* _Collected data entries_:
- - -
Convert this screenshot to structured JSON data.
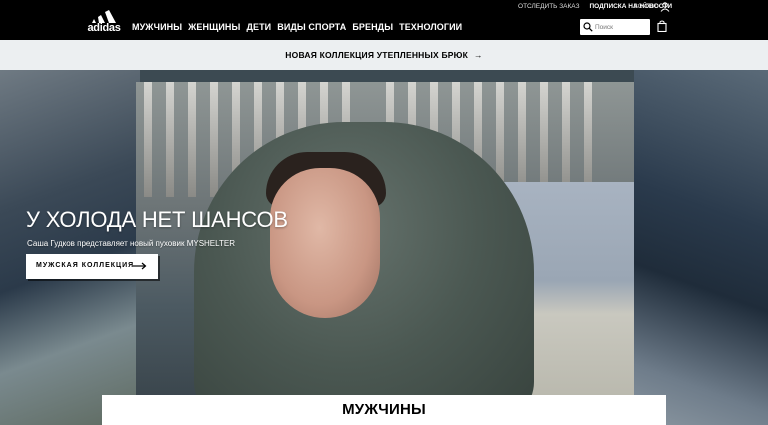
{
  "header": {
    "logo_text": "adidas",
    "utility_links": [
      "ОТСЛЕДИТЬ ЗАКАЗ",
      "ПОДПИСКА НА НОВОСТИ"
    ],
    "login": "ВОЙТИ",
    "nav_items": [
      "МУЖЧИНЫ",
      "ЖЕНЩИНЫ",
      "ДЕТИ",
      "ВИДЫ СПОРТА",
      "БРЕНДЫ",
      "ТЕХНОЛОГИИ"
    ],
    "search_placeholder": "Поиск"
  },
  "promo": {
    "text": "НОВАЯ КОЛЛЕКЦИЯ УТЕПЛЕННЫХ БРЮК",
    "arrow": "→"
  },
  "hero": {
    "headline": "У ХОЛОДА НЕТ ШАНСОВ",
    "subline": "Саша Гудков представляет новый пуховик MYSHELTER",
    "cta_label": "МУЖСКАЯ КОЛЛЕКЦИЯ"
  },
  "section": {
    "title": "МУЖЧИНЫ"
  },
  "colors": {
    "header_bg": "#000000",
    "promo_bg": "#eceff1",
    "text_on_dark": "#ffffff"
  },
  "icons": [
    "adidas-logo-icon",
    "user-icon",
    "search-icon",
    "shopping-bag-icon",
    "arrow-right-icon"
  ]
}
- - -
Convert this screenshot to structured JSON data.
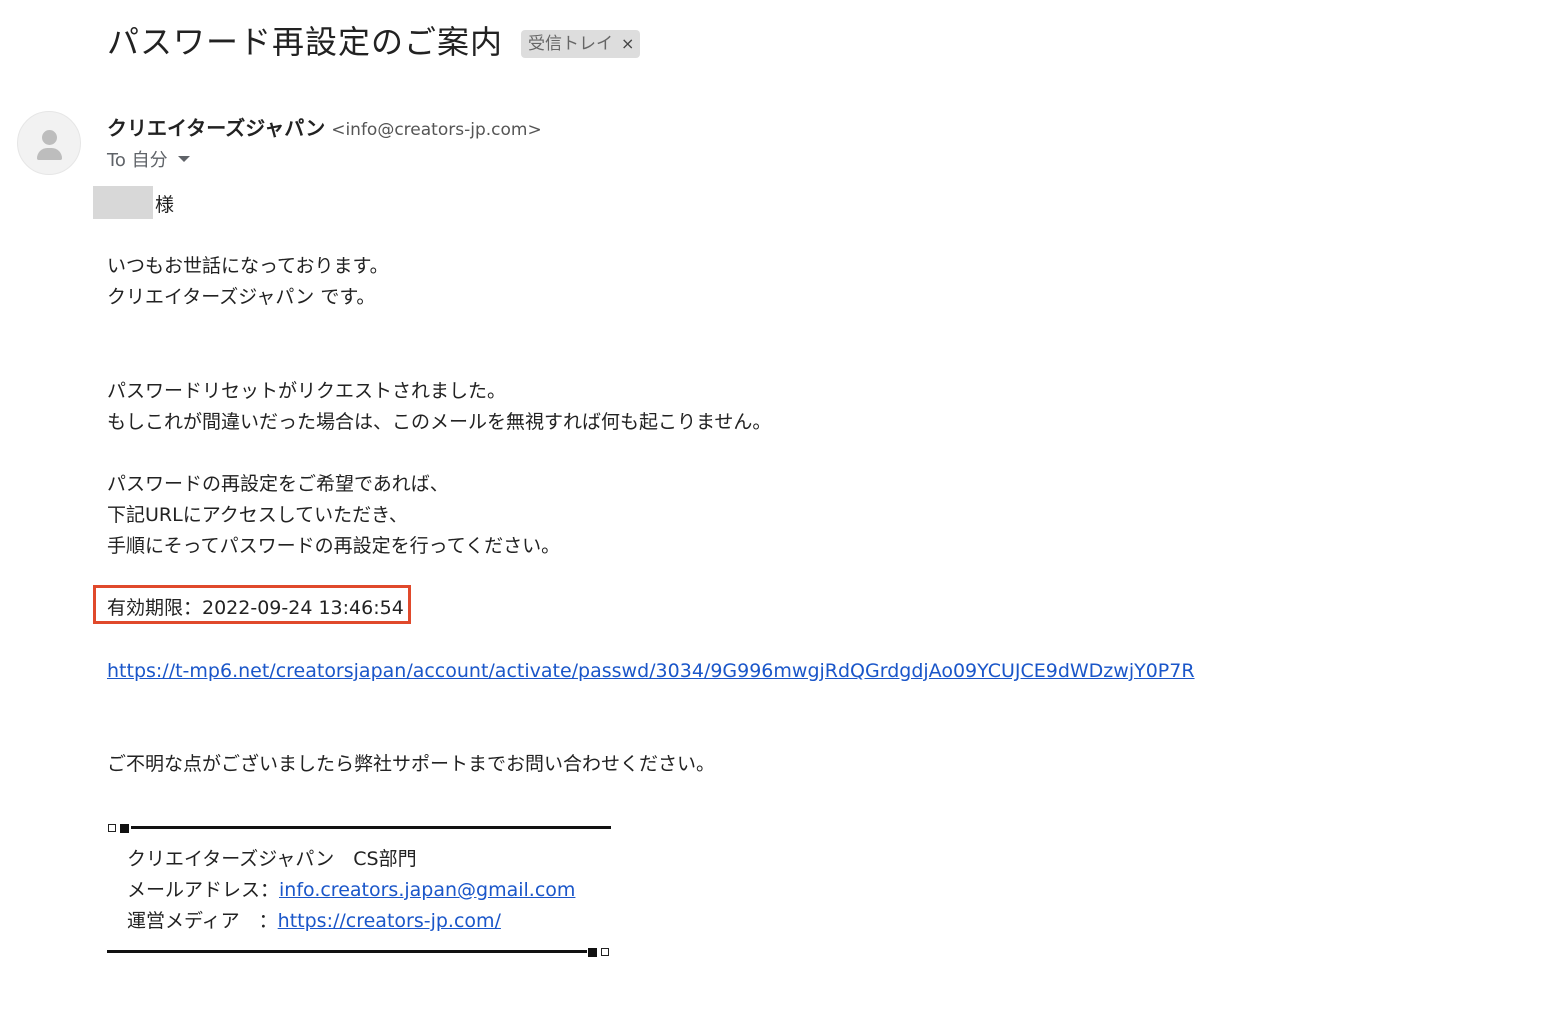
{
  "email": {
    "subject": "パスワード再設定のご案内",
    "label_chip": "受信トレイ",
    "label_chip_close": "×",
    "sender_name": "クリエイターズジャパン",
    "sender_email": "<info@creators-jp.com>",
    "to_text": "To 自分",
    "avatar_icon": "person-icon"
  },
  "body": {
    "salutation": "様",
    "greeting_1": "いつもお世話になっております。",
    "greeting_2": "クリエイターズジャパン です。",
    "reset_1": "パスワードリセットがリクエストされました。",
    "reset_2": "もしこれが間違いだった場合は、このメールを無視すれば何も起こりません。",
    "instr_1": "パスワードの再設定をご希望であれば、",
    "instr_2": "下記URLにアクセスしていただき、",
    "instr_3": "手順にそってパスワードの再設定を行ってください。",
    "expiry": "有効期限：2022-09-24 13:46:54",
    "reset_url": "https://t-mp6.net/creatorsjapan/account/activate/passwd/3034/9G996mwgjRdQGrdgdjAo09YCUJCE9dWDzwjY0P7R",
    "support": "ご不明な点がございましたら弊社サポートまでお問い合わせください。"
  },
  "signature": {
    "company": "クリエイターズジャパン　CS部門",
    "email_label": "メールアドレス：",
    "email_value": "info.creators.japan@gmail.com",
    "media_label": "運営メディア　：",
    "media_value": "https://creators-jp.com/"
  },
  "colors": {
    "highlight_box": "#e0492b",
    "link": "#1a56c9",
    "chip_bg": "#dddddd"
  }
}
- - -
* _What is expected_: Look through the listing above. Pick out each line with "https" and copy it.

* _Worked solution_:
    "reset_url": "https://t-mp6.net/creatorsjapan/account/activate/passwd/3034/9G996mwgjRdQGrdgdjAo09YCUJCE9dWDzwjY0P7R",
    "media_value": "https://creators-jp.com/"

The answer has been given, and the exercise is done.